- Aim of the exercise
Using the listing below, please gather every line containing the word "Save".

- Given entries
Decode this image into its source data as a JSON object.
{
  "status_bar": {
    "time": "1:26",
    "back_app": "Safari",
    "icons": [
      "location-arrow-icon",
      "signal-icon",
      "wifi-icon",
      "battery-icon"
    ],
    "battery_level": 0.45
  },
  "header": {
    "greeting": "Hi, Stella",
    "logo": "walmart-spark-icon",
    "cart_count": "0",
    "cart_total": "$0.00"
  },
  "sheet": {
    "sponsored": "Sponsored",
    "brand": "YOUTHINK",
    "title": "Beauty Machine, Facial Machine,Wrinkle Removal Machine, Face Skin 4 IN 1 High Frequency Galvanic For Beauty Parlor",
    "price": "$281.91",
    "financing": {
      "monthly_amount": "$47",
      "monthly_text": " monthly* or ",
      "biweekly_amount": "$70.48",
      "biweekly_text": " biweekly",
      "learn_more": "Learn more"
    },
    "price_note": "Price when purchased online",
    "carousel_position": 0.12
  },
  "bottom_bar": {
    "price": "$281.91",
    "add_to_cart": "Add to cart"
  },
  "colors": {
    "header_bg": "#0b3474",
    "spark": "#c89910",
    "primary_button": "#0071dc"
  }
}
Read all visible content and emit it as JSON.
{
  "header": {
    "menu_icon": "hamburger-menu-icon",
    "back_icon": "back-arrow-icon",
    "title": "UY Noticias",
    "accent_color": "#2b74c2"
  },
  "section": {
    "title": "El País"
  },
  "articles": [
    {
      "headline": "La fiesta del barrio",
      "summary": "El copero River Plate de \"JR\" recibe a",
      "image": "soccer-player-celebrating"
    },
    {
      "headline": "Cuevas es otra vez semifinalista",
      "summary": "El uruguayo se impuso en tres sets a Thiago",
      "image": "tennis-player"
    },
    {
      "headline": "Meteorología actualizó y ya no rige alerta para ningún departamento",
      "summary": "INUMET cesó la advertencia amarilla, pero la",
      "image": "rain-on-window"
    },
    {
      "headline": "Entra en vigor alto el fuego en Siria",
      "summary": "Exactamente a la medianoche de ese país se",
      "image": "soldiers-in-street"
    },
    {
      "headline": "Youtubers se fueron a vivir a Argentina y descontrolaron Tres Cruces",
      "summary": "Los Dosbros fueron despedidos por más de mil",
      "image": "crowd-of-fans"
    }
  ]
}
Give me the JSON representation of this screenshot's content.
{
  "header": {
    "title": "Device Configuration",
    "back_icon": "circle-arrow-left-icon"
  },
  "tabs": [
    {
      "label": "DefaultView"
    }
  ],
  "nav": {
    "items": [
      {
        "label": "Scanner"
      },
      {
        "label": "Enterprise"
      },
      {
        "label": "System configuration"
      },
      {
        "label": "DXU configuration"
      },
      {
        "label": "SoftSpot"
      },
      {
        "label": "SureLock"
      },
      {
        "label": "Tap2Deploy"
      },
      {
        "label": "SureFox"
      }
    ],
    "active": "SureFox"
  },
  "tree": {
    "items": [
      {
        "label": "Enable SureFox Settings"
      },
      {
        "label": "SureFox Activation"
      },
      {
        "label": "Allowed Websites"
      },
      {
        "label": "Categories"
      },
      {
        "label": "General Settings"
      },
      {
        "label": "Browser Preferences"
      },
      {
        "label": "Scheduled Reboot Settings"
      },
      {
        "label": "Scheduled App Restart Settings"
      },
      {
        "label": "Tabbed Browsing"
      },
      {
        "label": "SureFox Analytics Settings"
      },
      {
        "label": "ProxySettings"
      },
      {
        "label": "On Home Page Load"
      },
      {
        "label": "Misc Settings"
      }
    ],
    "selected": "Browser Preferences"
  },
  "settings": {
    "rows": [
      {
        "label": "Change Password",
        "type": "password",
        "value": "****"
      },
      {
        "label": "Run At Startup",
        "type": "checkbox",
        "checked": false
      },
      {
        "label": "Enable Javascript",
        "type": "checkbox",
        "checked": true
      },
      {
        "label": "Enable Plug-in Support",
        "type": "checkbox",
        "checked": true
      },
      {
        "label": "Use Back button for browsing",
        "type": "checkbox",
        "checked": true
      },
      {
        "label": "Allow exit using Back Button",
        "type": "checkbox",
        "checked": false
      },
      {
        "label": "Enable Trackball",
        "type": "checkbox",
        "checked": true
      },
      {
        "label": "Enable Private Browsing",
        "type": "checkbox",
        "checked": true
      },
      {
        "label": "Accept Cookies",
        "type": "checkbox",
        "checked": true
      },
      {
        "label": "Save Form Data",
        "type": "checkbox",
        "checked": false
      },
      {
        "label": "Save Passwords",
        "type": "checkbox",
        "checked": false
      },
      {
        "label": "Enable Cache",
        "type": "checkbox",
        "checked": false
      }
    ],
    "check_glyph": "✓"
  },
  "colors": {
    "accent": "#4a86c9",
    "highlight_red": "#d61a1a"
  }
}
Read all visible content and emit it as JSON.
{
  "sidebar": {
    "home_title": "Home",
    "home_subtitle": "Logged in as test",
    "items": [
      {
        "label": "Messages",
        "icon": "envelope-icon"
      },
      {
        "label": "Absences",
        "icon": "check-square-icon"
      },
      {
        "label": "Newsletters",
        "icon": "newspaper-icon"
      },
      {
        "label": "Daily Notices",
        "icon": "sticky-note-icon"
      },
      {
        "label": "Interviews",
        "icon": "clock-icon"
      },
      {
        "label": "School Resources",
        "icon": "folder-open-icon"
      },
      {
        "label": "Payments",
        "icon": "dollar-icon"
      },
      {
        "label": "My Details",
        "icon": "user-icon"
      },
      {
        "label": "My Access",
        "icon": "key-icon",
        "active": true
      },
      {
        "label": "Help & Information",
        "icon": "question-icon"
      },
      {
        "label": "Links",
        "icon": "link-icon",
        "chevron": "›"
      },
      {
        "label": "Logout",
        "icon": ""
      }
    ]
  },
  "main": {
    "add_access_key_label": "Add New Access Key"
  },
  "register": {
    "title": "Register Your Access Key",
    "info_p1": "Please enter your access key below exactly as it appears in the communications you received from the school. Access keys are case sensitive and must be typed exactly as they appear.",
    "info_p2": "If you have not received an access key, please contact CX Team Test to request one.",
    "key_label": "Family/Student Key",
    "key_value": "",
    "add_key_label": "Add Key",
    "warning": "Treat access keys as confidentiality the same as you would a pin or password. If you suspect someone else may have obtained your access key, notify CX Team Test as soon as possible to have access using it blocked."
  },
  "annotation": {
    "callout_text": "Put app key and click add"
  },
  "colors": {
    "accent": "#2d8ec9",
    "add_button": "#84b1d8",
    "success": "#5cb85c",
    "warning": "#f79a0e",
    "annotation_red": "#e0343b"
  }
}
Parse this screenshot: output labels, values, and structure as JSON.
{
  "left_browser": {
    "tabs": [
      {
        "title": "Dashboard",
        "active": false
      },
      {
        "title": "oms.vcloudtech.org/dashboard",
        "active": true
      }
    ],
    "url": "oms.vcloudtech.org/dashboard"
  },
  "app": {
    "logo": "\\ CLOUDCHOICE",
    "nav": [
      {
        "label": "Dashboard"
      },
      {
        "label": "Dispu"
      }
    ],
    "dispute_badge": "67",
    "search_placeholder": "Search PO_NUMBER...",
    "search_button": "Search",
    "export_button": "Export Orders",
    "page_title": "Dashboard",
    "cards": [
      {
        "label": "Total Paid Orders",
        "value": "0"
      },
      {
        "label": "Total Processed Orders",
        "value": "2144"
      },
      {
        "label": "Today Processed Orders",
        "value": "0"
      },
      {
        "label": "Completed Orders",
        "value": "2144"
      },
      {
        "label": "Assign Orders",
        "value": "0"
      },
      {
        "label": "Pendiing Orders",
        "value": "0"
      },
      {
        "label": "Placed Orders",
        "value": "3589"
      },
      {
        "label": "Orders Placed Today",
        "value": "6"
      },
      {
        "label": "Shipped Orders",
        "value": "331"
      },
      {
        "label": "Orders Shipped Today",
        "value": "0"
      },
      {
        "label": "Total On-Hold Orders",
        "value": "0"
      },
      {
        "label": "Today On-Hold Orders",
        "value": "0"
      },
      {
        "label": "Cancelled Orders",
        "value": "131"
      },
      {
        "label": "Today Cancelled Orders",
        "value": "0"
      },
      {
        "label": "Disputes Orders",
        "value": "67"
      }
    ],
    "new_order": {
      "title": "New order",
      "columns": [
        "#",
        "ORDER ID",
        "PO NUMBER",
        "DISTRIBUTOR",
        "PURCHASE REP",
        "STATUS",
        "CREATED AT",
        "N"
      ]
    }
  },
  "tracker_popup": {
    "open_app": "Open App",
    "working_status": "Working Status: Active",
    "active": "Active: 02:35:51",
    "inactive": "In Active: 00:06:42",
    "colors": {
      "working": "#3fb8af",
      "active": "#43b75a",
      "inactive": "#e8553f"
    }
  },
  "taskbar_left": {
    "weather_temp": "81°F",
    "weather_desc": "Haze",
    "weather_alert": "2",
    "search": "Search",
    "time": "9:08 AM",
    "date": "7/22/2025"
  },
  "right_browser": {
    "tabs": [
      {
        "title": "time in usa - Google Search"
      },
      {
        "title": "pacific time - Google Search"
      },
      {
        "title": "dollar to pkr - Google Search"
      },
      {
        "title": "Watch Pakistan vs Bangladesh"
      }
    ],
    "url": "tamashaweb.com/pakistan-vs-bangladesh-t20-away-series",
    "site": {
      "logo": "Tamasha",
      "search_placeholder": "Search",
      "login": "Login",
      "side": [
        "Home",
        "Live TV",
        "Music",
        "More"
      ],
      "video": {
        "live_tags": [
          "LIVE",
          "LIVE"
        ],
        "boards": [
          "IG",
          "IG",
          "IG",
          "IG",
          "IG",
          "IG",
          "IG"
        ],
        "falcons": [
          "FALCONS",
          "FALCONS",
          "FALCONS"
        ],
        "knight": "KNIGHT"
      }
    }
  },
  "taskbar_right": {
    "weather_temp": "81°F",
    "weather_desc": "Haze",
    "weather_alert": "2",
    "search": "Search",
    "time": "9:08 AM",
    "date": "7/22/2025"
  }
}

- Finished answer
        "label": "Save Form Data",
        "label": "Save Passwords",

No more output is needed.